■ **Required task**
Return, word for word, every line that follows.

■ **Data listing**
________________________

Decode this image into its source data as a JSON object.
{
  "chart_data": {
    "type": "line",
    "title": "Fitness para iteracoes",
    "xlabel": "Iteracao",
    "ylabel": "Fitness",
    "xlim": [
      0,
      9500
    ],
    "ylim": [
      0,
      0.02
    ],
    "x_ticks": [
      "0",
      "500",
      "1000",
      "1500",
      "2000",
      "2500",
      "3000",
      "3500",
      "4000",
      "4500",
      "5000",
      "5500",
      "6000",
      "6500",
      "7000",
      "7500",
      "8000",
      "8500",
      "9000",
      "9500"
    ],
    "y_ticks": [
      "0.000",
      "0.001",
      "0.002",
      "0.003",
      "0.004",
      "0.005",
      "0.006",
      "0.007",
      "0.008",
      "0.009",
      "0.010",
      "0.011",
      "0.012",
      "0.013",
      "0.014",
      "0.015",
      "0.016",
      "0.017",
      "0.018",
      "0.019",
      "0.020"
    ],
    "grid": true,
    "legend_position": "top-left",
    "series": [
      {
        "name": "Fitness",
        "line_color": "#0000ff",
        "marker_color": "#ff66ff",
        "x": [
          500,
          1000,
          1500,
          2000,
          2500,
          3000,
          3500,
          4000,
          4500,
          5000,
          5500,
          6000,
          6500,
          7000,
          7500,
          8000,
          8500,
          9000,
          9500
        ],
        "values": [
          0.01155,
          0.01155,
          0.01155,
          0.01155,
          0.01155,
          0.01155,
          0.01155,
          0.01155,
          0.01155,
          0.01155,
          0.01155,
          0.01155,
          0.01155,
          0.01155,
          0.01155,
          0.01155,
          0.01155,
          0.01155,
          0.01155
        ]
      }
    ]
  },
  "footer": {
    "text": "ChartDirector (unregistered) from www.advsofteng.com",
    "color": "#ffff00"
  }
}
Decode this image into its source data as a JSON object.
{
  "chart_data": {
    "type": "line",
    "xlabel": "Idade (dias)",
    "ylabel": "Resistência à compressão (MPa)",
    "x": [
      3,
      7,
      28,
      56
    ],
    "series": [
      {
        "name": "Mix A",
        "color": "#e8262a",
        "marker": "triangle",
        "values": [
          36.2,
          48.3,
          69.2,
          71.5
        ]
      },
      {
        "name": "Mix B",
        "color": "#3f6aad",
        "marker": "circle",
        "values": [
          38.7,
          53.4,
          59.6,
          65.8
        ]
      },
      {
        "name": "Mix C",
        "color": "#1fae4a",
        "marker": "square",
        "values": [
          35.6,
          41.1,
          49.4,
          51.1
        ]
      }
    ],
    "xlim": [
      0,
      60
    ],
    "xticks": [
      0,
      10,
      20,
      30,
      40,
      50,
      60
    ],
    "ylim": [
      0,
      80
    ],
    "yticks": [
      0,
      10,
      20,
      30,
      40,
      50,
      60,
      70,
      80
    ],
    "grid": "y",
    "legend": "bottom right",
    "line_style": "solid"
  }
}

________________________

■ **Response to the exercise**
Decode this image into its source data as a JSON object.
{
  "chart_data": {
    "type": "line",
    "title": "Fitness para iteracoes",
    "xlabel": "Iteracao",
    "ylabel": "Fitness",
    "xlim": [
      0,
      9500
    ],
    "ylim": [
      0,
      0.02
    ],
    "x_ticks": [
      "0",
      "500",
      "1000",
      "1500",
      "2000",
      "2500",
      "3000",
      "3500",
      "4000",
      "4500",
      "5000",
      "5500",
      "6000",
      "6500",
      "7000",
      "7500",
      "8000",
      "8500",
      "9000",
      "9500"
    ],
    "y_ticks": [
      "0.000",
      "0.001",
      "0.002",
      "0.003",
      "0.004",
      "0.005",
      "0.006",
      "0.007",
      "0.008",
      "0.009",
      "0.010",
      "0.011",
      "0.012",
      "0.013",
      "0.014",
      "0.015",
      "0.016",
      "0.017",
      "0.018",
      "0.019",
      "0.020"
    ],
    "grid": true,
    "legend_position": "top-left",
    "series": [
      {
        "name": "Fitness",
        "line_color": "#0000ff",
        "marker_color": "#ff66ff",
        "x": [
          500,
          1000,
          1500,
          2000,
          2500,
          3000,
          3500,
          4000,
          4500,
          5000,
          5500,
          6000,
          6500,
          7000,
          7500,
          8000,
          8500,
          9000,
          9500
        ],
        "values": [
          0.01155,
          0.01155,
          0.01155,
          0.01155,
          0.01155,
          0.01155,
          0.01155,
          0.01155,
          0.01155,
          0.01155,
          0.01155,
          0.01155,
          0.01155,
          0.01155,
          0.01155,
          0.01155,
          0.01155,
          0.01155,
          0.01155
        ]
      }
    ]
  },
  "footer": {
    "text": "ChartDirector (unregistered) from www.advsofteng.com",
    "color": "#ffff00"
  }
}
Decode this image into its source data as a JSON object.
{
  "chart_data": {
    "type": "line",
    "xlabel": "Idade (dias)",
    "ylabel": "Resistência à compressão (MPa)",
    "x": [
      3,
      7,
      28,
      56
    ],
    "series": [
      {
        "name": "Mix A",
        "color": "#e8262a",
        "marker": "triangle",
        "values": [
          36.2,
          48.3,
          69.2,
          71.5
        ]
      },
      {
        "name": "Mix B",
        "color": "#3f6aad",
        "marker": "circle",
        "values": [
          38.7,
          53.4,
          59.6,
          65.8
        ]
      },
      {
        "name": "Mix C",
        "color": "#1fae4a",
        "marker": "square",
        "values": [
          35.6,
          41.1,
          49.4,
          51.1
        ]
      }
    ],
    "xlim": [
      0,
      60
    ],
    "xticks": [
      0,
      10,
      20,
      30,
      40,
      50,
      60
    ],
    "ylim": [
      0,
      80
    ],
    "yticks": [
      0,
      10,
      20,
      30,
      40,
      50,
      60,
      70,
      80
    ],
    "grid": "y",
    "legend": "bottom right",
    "line_style": "solid"
  }
}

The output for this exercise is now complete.